● **Stated exercise**: Rewrite every row below, swapping "Localize" for "Locate" and leaving everything else untouched.

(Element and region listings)
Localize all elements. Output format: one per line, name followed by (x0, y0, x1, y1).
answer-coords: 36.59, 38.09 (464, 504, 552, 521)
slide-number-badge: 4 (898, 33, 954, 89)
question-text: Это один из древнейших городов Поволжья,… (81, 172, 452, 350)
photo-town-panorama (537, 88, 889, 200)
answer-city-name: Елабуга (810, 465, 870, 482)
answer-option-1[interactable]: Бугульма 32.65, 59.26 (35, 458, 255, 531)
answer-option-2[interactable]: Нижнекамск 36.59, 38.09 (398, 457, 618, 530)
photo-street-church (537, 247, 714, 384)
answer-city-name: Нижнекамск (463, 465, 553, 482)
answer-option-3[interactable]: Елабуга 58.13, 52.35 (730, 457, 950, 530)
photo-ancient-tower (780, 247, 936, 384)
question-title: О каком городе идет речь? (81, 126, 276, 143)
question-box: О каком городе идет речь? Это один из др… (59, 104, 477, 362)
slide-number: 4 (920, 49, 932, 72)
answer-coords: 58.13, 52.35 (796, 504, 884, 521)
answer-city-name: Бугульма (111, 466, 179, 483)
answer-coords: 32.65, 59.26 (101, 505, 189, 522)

● **Reply**:
Locate all elements. Output format: one per line, name followed by (x0, y0, x1, y1).
answer-coords: 36.59, 38.09 (464, 504, 552, 521)
slide-number-badge: 4 (898, 33, 954, 89)
question-text: Это один из древнейших городов Поволжья,… (81, 172, 452, 350)
photo-town-panorama (537, 88, 889, 200)
answer-city-name: Елабуга (810, 465, 870, 482)
answer-option-1[interactable]: Бугульма 32.65, 59.26 (35, 458, 255, 531)
answer-option-2[interactable]: Нижнекамск 36.59, 38.09 (398, 457, 618, 530)
photo-street-church (537, 247, 714, 384)
answer-city-name: Нижнекамск (463, 465, 553, 482)
answer-option-3[interactable]: Елабуга 58.13, 52.35 (730, 457, 950, 530)
photo-ancient-tower (780, 247, 936, 384)
question-title: О каком городе идет речь? (81, 126, 276, 143)
question-box: О каком городе идет речь? Это один из др… (59, 104, 477, 362)
slide-number: 4 (920, 49, 932, 72)
answer-coords: 58.13, 52.35 (796, 504, 884, 521)
answer-city-name: Бугульма (111, 466, 179, 483)
answer-coords: 32.65, 59.26 (101, 505, 189, 522)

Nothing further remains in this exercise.